Instructions to follow ▸
Lines containing the string "enter" are to be collected in full.

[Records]
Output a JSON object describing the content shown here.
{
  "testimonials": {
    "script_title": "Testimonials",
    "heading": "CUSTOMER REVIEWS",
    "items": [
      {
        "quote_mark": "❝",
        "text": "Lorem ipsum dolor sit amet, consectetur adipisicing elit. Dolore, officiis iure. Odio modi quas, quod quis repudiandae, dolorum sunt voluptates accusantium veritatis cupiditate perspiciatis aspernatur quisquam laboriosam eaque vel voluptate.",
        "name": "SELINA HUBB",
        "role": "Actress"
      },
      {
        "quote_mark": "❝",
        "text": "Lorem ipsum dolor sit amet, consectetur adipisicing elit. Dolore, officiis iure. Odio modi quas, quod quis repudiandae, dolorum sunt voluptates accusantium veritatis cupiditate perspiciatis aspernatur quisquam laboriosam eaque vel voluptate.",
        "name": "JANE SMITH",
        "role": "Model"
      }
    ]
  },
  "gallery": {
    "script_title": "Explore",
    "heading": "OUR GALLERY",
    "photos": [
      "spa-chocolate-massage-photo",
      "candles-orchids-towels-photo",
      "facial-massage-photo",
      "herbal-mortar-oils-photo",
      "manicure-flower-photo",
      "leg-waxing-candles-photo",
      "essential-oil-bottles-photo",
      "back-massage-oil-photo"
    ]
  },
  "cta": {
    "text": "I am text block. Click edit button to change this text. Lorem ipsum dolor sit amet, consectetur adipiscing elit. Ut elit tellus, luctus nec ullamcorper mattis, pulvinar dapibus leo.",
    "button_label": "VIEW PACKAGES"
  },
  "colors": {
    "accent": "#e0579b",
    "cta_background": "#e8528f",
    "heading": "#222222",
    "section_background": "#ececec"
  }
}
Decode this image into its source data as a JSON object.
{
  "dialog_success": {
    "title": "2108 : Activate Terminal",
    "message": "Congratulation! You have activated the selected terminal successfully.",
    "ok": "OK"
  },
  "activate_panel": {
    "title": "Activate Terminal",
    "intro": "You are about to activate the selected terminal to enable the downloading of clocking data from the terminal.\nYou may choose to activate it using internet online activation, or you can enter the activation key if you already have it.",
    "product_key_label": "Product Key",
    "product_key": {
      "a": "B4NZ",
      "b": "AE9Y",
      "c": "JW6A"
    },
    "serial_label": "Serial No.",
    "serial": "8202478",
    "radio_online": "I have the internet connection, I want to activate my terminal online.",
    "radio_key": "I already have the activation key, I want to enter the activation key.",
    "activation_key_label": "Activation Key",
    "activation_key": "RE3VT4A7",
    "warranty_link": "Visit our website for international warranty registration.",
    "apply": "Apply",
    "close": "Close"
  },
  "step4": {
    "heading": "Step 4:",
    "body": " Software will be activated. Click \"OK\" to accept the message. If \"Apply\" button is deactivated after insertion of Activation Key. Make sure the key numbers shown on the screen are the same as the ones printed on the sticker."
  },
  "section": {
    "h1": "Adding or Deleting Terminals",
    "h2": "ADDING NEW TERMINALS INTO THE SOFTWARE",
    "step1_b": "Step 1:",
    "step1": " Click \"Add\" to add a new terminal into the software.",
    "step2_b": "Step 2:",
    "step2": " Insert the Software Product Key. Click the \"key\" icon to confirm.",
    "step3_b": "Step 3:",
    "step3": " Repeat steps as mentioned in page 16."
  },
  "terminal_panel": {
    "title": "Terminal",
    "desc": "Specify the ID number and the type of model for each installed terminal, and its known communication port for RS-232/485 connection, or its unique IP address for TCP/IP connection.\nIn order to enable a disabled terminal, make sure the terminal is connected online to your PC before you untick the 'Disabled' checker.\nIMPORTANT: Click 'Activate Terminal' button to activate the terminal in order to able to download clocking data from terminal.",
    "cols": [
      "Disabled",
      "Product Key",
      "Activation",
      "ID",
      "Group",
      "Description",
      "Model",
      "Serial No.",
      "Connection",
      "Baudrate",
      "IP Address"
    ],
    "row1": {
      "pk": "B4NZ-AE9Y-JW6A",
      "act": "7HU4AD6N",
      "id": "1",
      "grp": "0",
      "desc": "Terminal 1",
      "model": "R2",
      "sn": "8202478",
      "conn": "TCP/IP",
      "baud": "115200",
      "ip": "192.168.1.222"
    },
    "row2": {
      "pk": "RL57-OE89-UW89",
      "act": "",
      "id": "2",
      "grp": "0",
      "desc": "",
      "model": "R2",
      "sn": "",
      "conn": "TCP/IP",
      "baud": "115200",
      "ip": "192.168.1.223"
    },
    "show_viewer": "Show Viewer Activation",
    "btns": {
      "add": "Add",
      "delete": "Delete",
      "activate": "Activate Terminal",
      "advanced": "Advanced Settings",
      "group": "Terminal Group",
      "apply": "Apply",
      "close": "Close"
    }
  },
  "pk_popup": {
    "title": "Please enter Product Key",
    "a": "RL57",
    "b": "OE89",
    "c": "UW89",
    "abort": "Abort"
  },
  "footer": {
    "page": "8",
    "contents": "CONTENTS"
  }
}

Task response ▸
    "intro": "You are about to activate the selected terminal to enable the downloading of clocking data from the terminal.\nYou may choose to activate it using internet online activation, or you can enter the activation key if you already have it.",
    "radio_key": "I already have the activation key, I want to enter the activation key.",
    "title": "Please enter Product Key",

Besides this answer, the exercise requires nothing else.